(TASK TO CARRY OUT):
Can you echo the listing verbatim, starting with the line containing "status-filter-label: Status: xyxy=(176,202,193,208)" and going on through the line containing "sidebar-item-manage-order[interactable]: Manage Order"?

(RECORD EXTRACTS):
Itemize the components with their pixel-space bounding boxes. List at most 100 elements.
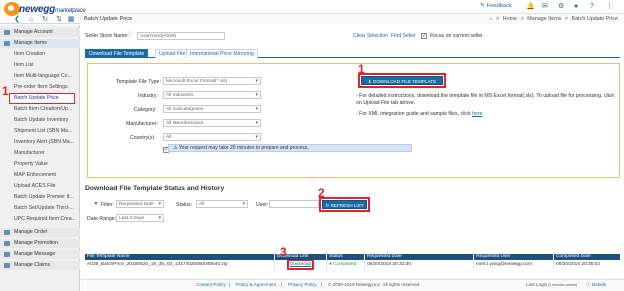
status-filter-label: Status: xyxy=(176,202,193,208)
user-icon[interactable]: ● xyxy=(574,3,578,11)
sidebar-item-label: Shipment List (SBN Ma... xyxy=(14,128,73,134)
breadcrumb-manage-items[interactable]: Manage Items xyxy=(527,16,561,22)
industry-select[interactable]: All Industries xyxy=(163,91,261,99)
sidebar-item-batch-update-price[interactable]: Batch Update Price xyxy=(9,93,75,104)
sidebar-item-manage-account[interactable]: Manage Account xyxy=(0,28,80,37)
sidebar-item-batch-premier[interactable]: Batch Update Premier It... xyxy=(0,193,80,202)
grid-icon[interactable]: ▦ xyxy=(66,16,76,24)
download-template-panel: Template File Type: Microsoft Excel Form… xyxy=(87,63,620,178)
sidebar-item-label: Manage Order xyxy=(14,229,48,235)
sidebar-item-batch-third-party[interactable]: Batch Set/Update Third-... xyxy=(0,204,80,213)
sidebar-item-label: Manage Message xyxy=(14,251,56,257)
template-type-label: Template File Type: xyxy=(116,79,161,85)
reorder-icon[interactable]: ⇅ xyxy=(54,16,64,24)
sidebar-item-inventory-alert[interactable]: Inventory Alert (SBN Ma... xyxy=(0,138,80,147)
date-range-select[interactable]: Last 3 Days xyxy=(116,214,164,222)
manufacturer-label: Manufacturer: xyxy=(126,121,159,127)
sidebar-item-map-enforcement[interactable]: MAP Enforcement xyxy=(0,171,80,180)
sidebar-item-label: UPC Required Item Crea... xyxy=(14,216,76,222)
mail-icon[interactable]: ✉ xyxy=(542,3,548,11)
help-icon[interactable]: ? xyxy=(590,3,594,11)
sidebar-item-property-value[interactable]: Property Value xyxy=(0,160,80,169)
refresh-list-label: REFRESH LIST xyxy=(330,203,364,208)
sidebar-item-manage-order[interactable]: Manage Order xyxy=(0,228,80,237)
gear-icon[interactable]: ⚙ xyxy=(558,3,564,11)
message-icon xyxy=(4,252,10,257)
home-icon[interactable]: ⌂ xyxy=(26,16,36,24)
history-table: File Template Name Download Link Status … xyxy=(85,254,620,278)
sidebar-item-pre-order[interactable]: Pre-order Item Settings xyxy=(0,83,80,92)
focus-seller-label: Focus on current seller xyxy=(430,33,483,39)
manufacturer-select[interactable]: All Manufacturers xyxy=(163,119,261,127)
annotation-number-3: 3 xyxy=(280,245,287,259)
annotation-number-2: 2 xyxy=(318,186,325,200)
menu-icon[interactable]: ⋮ xyxy=(606,3,613,11)
user-filter-input[interactable] xyxy=(269,200,319,208)
breadcrumb-home[interactable]: Home xyxy=(503,16,517,22)
category-label: Category: xyxy=(134,107,157,113)
sidebar-item-upc-required[interactable]: UPC Required Item Crea... xyxy=(0,215,80,224)
breadcrumb-sep-icon: > xyxy=(564,16,569,22)
status-filter-select[interactable]: All xyxy=(196,200,248,208)
filter-icon: ▼ xyxy=(93,201,99,208)
details-icon: ⓘ xyxy=(586,282,591,287)
sidebar-item-manage-items[interactable]: Manage Items xyxy=(0,39,80,48)
sidebar-item-manage-message[interactable]: Manage Message xyxy=(0,250,80,259)
footer-content-policy[interactable]: Content Policy xyxy=(196,282,226,287)
tab-upload-file[interactable]: Upload File xyxy=(155,49,190,58)
sidebar-item-batch-update-inventory[interactable]: Batch Update Inventory xyxy=(0,116,80,125)
sidebar-item-manufacturer[interactable]: Manufacturer xyxy=(0,149,80,158)
find-seller-link[interactable]: Find Seller xyxy=(391,33,416,39)
footer-policy-agreement[interactable]: Policy & Agreement xyxy=(236,282,276,287)
sidebar-item-label: Upload ACES File xyxy=(14,183,56,189)
sidebar-item-label: Batch Update Inventory xyxy=(14,117,69,123)
breadcrumb-home-icon[interactable]: ⌂ xyxy=(489,16,492,22)
notification-icon[interactable]: 🔔 xyxy=(526,3,535,11)
sidebar-item-manage-claims[interactable]: Manage Claims xyxy=(0,261,80,270)
tab-international-price[interactable]: International Price Mirroring xyxy=(186,49,258,58)
breadcrumb: ⌂ > Home > Manage Items > Batch Update P… xyxy=(487,16,618,22)
tab-download-template[interactable]: Download File Template xyxy=(85,49,149,58)
processing-warning: ⚠ Your request may take 20 minutes to pr… xyxy=(168,144,412,152)
breadcrumb-sep-icon: > xyxy=(496,16,500,22)
warning-icon: ⚠ xyxy=(173,145,178,151)
sidebar-item-label: Pre-order Item Settings xyxy=(14,84,68,90)
sidebar-item-label: Inventory Alert (SBN Ma... xyxy=(14,139,74,145)
sidebar-item-item-list[interactable]: Item List xyxy=(0,61,80,70)
download-template-button[interactable]: ⬇ DOWNLOAD FILE TEMPLATE xyxy=(358,73,446,88)
history-section-title: Download File Template Status and Histor… xyxy=(85,185,225,192)
sidebar-item-manage-promotion[interactable]: Manage Promotion xyxy=(0,239,80,248)
sidebar-item-upload-aces[interactable]: Upload ACES File xyxy=(0,182,80,191)
date-range-label: Date Range: xyxy=(87,216,117,222)
sidebar-item-label: Manage Claims xyxy=(14,262,51,268)
claims-icon xyxy=(4,263,10,268)
download-link[interactable]: Download xyxy=(286,260,315,270)
xml-guide-link[interactable]: here xyxy=(472,111,482,117)
filter-select[interactable]: Requested Date xyxy=(116,200,164,208)
clear-selection-link[interactable]: Clear Selection xyxy=(353,33,388,39)
sidebar-item-label: Manufacturer xyxy=(14,150,45,156)
cell-requested-user: mert.t.yang@newegg.com xyxy=(474,260,554,270)
newegg-logo[interactable]: neweggmarketplace xyxy=(4,2,86,17)
refresh-list-button[interactable]: ↻ REFRESH LIST xyxy=(319,197,370,212)
sidebar-item-label: Property Value xyxy=(14,161,48,167)
items-icon xyxy=(4,41,10,46)
back-arrow-icon[interactable]: ❮ xyxy=(12,16,22,24)
feedback-link[interactable]: ✎ Feedback xyxy=(480,3,512,9)
footer-privacy-policy[interactable]: Privacy Policy xyxy=(288,282,317,287)
country-select[interactable]: All xyxy=(163,133,261,141)
seller-store-input[interactable]: AsiaTrend(A039) xyxy=(137,32,225,40)
sidebar-item-multi-language[interactable]: Item Multi-language Co... xyxy=(0,72,80,81)
sidebar-item-item-creation[interactable]: Item Creation xyxy=(0,50,80,59)
info-icon: ⓘ xyxy=(127,32,133,39)
category-select[interactable]: All Subcategories xyxy=(163,105,261,113)
focus-seller-checkbox[interactable]: ✓ xyxy=(421,33,427,39)
xml-guide-text: - For XML integration guide and sample f… xyxy=(356,111,618,118)
refresh-icon[interactable]: ↻ xyxy=(40,16,50,24)
details-link[interactable]: ⓘ Details xyxy=(586,282,606,288)
template-type-select[interactable]: Microsoft Excel Format(*.xls) xyxy=(163,77,261,85)
account-icon xyxy=(4,30,10,35)
sidebar-item-shipment-list[interactable]: Shipment List (SBN Ma... xyxy=(0,127,80,136)
page-title-bar: Batch Update Price ⌂ > Home > Manage Ite… xyxy=(80,13,624,24)
sidebar-item-batch-item-creation[interactable]: Batch Item Creation/Up... xyxy=(0,105,80,114)
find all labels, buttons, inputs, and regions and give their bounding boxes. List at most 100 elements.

(COMPLETE ANSWER):
status-filter-label: Status: xyxy=(176,202,193,208)
user-icon[interactable]: ● xyxy=(574,3,578,11)
sidebar-item-label: Shipment List (SBN Ma... xyxy=(14,128,73,134)
breadcrumb-manage-items[interactable]: Manage Items xyxy=(527,16,561,22)
industry-select[interactable]: All Industries xyxy=(163,91,261,99)
sidebar-item-batch-update-price[interactable]: Batch Update Price xyxy=(9,93,75,104)
sidebar-item-manage-account[interactable]: Manage Account xyxy=(0,28,80,37)
sidebar-item-batch-premier[interactable]: Batch Update Premier It... xyxy=(0,193,80,202)
grid-icon[interactable]: ▦ xyxy=(66,16,76,24)
download-template-panel: Template File Type: Microsoft Excel Form… xyxy=(87,63,620,178)
sidebar-item-label: Manage Order xyxy=(14,229,48,235)
sidebar-item-batch-third-party[interactable]: Batch Set/Update Third-... xyxy=(0,204,80,213)
sidebar-item-label: Manage Message xyxy=(14,251,56,257)
template-type-label: Template File Type: xyxy=(116,79,161,85)
reorder-icon[interactable]: ⇅ xyxy=(54,16,64,24)
sidebar-item-inventory-alert[interactable]: Inventory Alert (SBN Ma... xyxy=(0,138,80,147)
date-range-select[interactable]: Last 3 Days xyxy=(116,214,164,222)
manufacturer-label: Manufacturer: xyxy=(126,121,159,127)
sidebar-item-map-enforcement[interactable]: MAP Enforcement xyxy=(0,171,80,180)
sidebar-item-label: UPC Required Item Crea... xyxy=(14,216,76,222)
mail-icon[interactable]: ✉ xyxy=(542,3,548,11)
help-icon[interactable]: ? xyxy=(590,3,594,11)
sidebar-item-property-value[interactable]: Property Value xyxy=(0,160,80,169)
refresh-list-label: REFRESH LIST xyxy=(330,203,364,208)
sidebar-item-manage-order[interactable]: Manage Order xyxy=(0,228,80,237)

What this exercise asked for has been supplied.